Items -
---------------

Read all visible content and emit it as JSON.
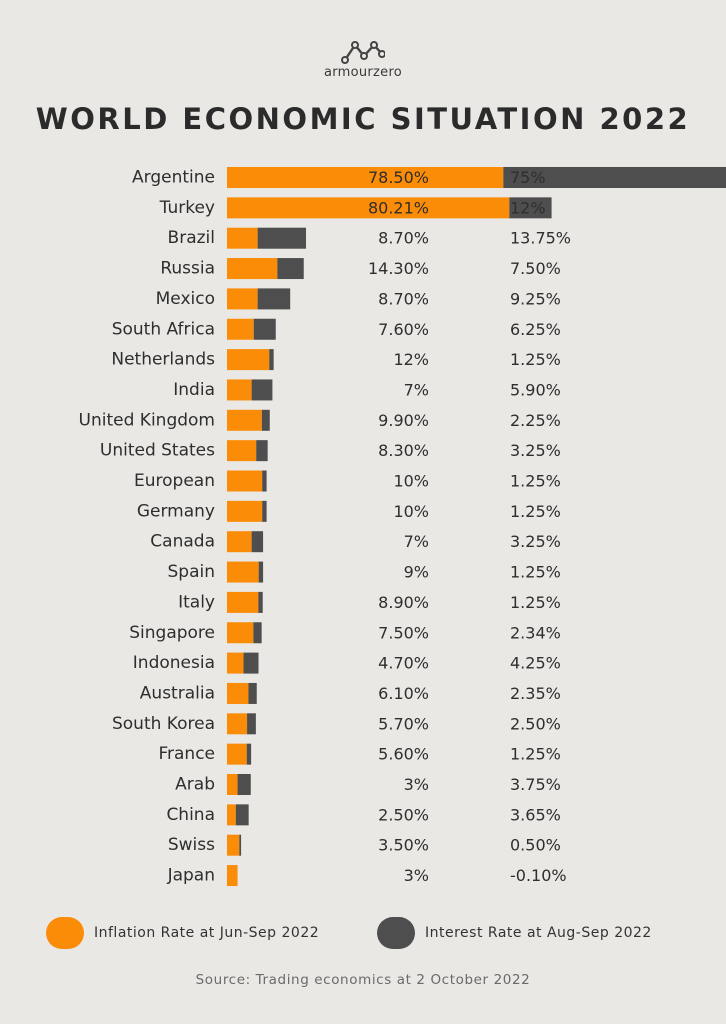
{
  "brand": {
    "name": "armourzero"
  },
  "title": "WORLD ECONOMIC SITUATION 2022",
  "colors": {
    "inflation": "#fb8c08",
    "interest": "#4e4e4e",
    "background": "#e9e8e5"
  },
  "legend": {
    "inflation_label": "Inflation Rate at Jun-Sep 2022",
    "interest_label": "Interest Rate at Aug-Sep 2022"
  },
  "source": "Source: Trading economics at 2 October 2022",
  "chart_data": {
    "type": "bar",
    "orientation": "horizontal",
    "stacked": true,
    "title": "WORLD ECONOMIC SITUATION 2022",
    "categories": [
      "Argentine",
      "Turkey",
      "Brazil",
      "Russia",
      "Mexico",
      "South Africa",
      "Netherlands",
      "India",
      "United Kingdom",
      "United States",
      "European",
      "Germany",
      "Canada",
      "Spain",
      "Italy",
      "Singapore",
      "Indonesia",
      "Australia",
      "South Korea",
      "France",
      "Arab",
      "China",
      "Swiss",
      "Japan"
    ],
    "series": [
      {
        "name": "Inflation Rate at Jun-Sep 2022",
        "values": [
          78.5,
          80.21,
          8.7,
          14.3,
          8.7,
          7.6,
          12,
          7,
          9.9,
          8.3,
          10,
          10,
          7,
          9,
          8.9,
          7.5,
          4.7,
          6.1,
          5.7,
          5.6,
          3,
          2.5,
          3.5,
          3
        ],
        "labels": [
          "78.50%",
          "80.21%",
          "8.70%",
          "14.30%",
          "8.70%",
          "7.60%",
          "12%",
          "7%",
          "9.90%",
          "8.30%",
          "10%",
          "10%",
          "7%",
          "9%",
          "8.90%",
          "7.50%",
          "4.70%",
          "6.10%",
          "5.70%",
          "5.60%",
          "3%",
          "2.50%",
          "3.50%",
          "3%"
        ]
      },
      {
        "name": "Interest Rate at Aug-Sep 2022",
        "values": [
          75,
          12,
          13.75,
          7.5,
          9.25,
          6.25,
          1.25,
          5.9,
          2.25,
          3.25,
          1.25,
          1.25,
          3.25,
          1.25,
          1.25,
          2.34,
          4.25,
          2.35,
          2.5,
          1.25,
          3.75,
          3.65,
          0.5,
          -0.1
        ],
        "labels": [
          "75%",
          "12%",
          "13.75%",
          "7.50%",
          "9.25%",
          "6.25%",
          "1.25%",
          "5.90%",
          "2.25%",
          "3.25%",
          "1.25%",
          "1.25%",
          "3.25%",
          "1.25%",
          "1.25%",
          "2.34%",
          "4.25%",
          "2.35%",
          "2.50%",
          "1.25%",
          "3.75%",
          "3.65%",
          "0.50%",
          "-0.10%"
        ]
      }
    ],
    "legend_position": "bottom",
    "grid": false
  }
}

---------------

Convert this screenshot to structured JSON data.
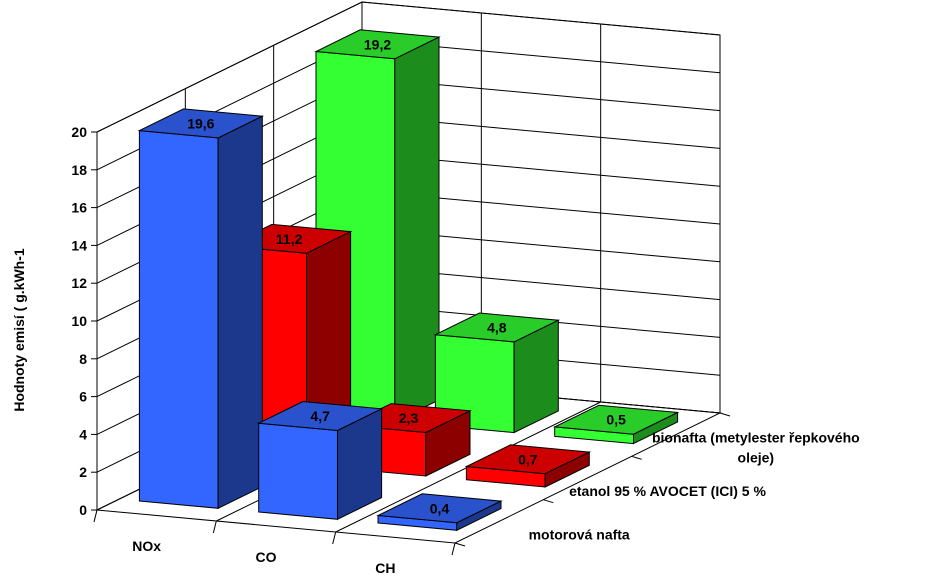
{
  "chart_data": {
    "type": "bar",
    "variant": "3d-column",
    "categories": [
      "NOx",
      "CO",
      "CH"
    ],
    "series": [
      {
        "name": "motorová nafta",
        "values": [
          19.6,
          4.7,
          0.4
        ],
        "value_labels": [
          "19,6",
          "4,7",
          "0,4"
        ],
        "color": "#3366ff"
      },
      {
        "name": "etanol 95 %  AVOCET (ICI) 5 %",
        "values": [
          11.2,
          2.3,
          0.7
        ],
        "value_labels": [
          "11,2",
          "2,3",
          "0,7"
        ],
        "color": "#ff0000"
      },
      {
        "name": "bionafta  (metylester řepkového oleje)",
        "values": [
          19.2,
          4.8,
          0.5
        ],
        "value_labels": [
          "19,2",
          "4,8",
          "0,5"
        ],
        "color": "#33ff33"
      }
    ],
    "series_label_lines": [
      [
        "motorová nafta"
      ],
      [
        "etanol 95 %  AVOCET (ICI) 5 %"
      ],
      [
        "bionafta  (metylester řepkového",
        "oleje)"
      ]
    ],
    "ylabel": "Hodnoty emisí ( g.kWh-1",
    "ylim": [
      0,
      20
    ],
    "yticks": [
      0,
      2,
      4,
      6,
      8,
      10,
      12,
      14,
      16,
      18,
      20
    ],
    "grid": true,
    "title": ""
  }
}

---------------

Problem to work on -
Check all the records above and select each line where the string "oleje" is found.

Response -
        "name": "bionafta  (metylester řepkového oleje)",
        "oleje)"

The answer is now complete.